━━━━━ The records

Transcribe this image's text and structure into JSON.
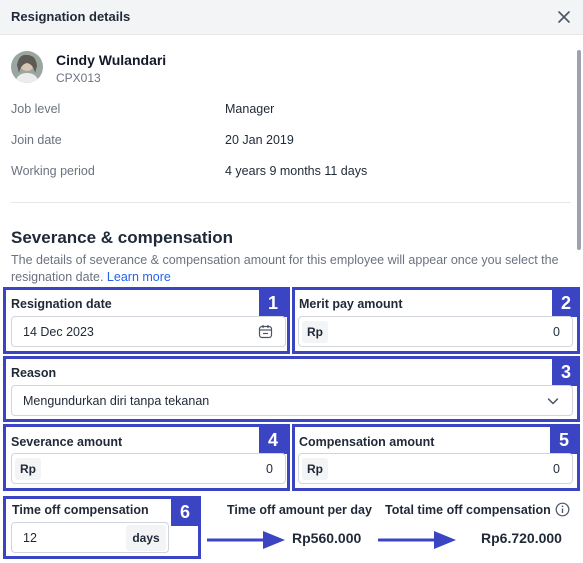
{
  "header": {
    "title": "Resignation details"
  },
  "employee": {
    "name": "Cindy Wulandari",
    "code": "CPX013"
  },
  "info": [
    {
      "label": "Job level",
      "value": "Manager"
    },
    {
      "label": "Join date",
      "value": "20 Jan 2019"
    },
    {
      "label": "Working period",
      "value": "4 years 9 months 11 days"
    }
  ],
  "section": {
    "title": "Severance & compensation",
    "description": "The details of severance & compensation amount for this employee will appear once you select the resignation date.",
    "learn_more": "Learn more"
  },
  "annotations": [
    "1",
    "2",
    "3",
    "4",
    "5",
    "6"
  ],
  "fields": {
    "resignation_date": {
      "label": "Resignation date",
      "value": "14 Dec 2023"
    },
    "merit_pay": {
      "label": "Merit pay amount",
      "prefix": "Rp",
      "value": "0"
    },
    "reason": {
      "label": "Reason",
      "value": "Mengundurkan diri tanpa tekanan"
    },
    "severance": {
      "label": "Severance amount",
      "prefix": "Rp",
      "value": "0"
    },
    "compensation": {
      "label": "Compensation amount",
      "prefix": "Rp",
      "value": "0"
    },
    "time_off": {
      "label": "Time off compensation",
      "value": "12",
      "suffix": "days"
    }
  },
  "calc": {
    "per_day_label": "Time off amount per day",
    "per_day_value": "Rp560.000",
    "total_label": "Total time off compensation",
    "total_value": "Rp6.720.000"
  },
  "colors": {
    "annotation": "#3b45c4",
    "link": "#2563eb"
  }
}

━━━━━━━━━━
━━━━━ The records

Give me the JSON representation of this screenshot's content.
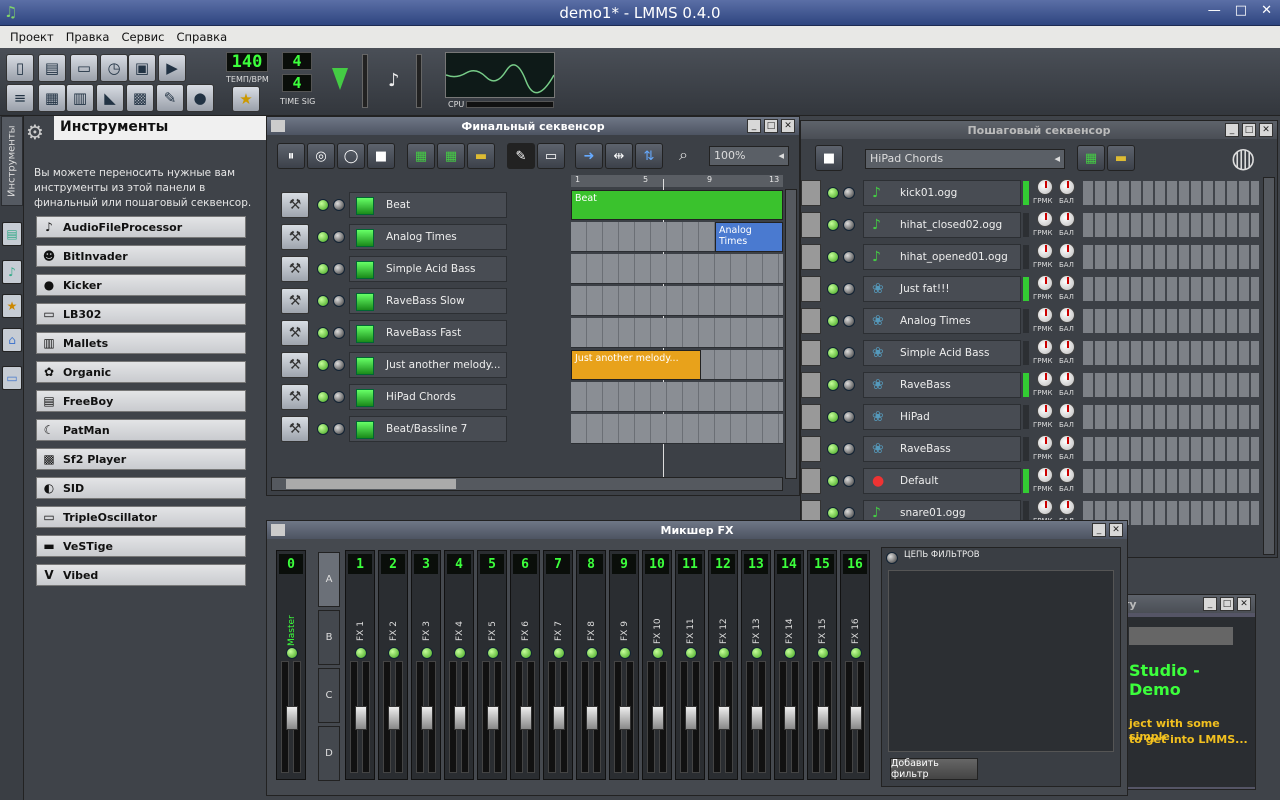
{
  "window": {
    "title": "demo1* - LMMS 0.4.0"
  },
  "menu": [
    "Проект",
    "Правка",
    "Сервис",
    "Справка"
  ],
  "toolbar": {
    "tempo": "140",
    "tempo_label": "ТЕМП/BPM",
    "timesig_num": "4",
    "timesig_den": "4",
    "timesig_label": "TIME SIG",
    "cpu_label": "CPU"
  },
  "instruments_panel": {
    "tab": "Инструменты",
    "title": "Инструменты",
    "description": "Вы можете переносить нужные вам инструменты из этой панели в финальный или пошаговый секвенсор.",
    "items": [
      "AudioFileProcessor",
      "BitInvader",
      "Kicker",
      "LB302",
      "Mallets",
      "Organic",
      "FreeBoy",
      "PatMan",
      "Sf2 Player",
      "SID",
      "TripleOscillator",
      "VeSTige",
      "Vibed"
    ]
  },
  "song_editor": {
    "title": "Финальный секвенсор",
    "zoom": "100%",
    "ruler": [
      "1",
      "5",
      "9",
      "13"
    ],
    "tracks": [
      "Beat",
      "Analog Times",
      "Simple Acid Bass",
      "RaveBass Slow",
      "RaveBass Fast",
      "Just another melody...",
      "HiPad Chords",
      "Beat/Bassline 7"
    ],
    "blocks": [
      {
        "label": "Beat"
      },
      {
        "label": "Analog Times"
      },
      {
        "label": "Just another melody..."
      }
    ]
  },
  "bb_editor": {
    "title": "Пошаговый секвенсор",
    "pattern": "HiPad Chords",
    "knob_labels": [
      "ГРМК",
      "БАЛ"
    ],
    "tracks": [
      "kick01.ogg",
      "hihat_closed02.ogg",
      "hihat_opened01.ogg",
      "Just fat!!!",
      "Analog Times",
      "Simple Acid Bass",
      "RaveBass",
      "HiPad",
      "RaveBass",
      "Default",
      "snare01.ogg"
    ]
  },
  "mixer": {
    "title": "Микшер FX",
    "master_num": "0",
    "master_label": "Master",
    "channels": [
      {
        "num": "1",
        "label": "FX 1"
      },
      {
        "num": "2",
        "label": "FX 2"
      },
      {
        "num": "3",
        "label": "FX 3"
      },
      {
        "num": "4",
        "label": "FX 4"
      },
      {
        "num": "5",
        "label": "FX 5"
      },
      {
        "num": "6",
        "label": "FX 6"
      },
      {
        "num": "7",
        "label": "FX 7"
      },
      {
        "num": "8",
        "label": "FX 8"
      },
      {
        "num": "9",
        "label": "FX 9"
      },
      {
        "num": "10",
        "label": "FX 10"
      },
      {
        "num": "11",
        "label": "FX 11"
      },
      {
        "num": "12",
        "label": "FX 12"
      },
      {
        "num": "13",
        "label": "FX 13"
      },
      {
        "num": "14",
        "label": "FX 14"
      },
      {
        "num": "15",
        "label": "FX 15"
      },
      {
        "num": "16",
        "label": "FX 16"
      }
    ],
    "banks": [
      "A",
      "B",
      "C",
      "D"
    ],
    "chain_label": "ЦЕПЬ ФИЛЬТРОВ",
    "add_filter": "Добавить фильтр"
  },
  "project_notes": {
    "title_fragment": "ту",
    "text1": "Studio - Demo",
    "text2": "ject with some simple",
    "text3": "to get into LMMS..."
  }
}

━━━━━━━━━━
━━━━━ The records

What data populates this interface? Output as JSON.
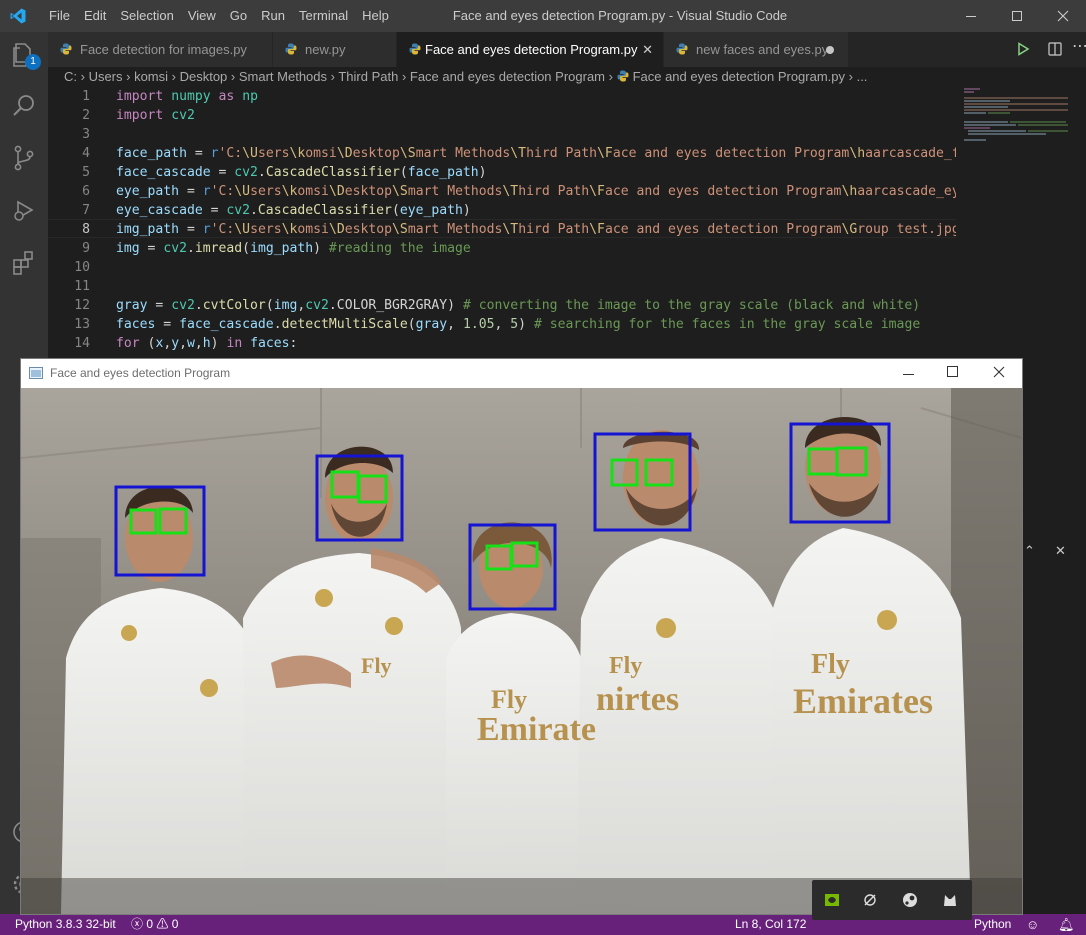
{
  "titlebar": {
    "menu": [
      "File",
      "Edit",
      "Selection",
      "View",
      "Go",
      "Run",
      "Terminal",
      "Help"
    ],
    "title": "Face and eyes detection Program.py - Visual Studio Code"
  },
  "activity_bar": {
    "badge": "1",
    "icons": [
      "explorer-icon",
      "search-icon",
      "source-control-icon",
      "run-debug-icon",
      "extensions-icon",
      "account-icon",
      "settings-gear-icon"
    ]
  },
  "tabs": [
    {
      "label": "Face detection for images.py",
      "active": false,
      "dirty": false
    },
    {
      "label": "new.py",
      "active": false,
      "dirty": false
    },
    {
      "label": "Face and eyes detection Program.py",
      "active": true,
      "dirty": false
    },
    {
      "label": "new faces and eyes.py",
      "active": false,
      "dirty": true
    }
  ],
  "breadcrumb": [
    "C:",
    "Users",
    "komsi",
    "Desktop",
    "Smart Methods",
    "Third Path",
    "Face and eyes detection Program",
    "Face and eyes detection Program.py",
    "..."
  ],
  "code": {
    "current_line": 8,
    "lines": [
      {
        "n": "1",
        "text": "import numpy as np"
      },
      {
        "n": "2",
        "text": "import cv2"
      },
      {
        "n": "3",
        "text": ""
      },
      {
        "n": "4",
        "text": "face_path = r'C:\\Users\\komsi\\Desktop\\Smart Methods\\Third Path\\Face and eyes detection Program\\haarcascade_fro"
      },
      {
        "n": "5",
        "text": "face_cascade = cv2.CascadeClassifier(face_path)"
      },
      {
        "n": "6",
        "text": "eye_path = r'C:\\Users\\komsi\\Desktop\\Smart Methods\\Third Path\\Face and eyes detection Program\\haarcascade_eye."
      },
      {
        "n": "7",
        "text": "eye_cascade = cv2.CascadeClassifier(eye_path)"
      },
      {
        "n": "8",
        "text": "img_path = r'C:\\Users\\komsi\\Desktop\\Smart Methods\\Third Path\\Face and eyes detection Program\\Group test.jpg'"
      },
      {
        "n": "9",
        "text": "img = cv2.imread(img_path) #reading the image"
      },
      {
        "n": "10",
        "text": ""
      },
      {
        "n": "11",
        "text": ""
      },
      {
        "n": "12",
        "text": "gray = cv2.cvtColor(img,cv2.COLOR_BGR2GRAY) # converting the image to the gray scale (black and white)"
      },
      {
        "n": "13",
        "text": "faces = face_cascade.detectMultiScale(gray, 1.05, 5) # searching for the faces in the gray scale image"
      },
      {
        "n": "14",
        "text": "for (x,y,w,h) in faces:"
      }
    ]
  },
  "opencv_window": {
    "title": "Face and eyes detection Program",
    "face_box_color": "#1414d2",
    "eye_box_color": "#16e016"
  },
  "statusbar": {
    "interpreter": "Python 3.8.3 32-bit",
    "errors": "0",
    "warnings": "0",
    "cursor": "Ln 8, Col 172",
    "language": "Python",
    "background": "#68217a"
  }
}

━━━━━━━━━━

● **Goal of the exercise**
Reproduce every line from the entries that holds the word "scale".

● **In response**
        "text": "gray = cv2.cvtColor(img,cv2.COLOR_BGR2GRAY) # converting the image to the gray scale (black and white)"
        "text": "faces = face_cascade.detectMultiScale(gray, 1.05, 5) # searching for the faces in the gray scale image"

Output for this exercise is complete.